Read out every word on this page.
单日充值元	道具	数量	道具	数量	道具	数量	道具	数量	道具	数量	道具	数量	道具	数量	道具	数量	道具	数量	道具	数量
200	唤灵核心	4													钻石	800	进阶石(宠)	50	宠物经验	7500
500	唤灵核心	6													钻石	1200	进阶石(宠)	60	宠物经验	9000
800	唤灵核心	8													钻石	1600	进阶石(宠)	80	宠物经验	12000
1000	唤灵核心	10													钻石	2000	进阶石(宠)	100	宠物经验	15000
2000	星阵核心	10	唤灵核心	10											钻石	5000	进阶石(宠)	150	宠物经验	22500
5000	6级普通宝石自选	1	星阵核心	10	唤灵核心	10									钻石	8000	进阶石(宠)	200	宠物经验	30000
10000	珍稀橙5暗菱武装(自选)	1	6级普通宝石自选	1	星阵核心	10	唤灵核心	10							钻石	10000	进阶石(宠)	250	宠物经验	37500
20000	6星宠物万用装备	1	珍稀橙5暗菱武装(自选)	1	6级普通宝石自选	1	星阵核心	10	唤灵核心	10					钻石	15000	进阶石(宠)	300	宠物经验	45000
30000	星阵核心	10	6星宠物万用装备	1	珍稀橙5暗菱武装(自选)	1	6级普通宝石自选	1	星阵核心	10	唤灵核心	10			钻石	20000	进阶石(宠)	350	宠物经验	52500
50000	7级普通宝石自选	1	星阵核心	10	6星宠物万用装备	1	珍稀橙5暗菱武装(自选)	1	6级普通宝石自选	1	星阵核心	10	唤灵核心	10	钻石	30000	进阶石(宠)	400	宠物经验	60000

What is needed: Using the listing above, please repeat every entry exactly.

Expected answer:
Read out every word on this page.
单日充值元	道具	数量	道具	数量	道具	数量	道具	数量	道具	数量	道具	数量	道具	数量	道具	数量	道具	数量	道具	数量
200	唤灵核心	4													钻石	800	进阶石(宠)	50	宠物经验	7500
500	唤灵核心	6													钻石	1200	进阶石(宠)	60	宠物经验	9000
800	唤灵核心	8													钻石	1600	进阶石(宠)	80	宠物经验	12000
1000	唤灵核心	10													钻石	2000	进阶石(宠)	100	宠物经验	15000
2000	星阵核心	10	唤灵核心	10											钻石	5000	进阶石(宠)	150	宠物经验	22500
5000	6级普通宝石自选	1	星阵核心	10	唤灵核心	10									钻石	8000	进阶石(宠)	200	宠物经验	30000
10000	珍稀橙5暗菱武装(自选)	1	6级普通宝石自选	1	星阵核心	10	唤灵核心	10							钻石	10000	进阶石(宠)	250	宠物经验	37500
20000	6星宠物万用装备	1	珍稀橙5暗菱武装(自选)	1	6级普通宝石自选	1	星阵核心	10	唤灵核心	10					钻石	15000	进阶石(宠)	300	宠物经验	45000
30000	星阵核心	10	6星宠物万用装备	1	珍稀橙5暗菱武装(自选)	1	6级普通宝石自选	1	星阵核心	10	唤灵核心	10			钻石	20000	进阶石(宠)	350	宠物经验	52500
50000	7级普通宝石自选	1	星阵核心	10	6星宠物万用装备	1	珍稀橙5暗菱武装(自选)	1	6级普通宝石自选	1	星阵核心	10	唤灵核心	10	钻石	30000	进阶石(宠)	400	宠物经验	60000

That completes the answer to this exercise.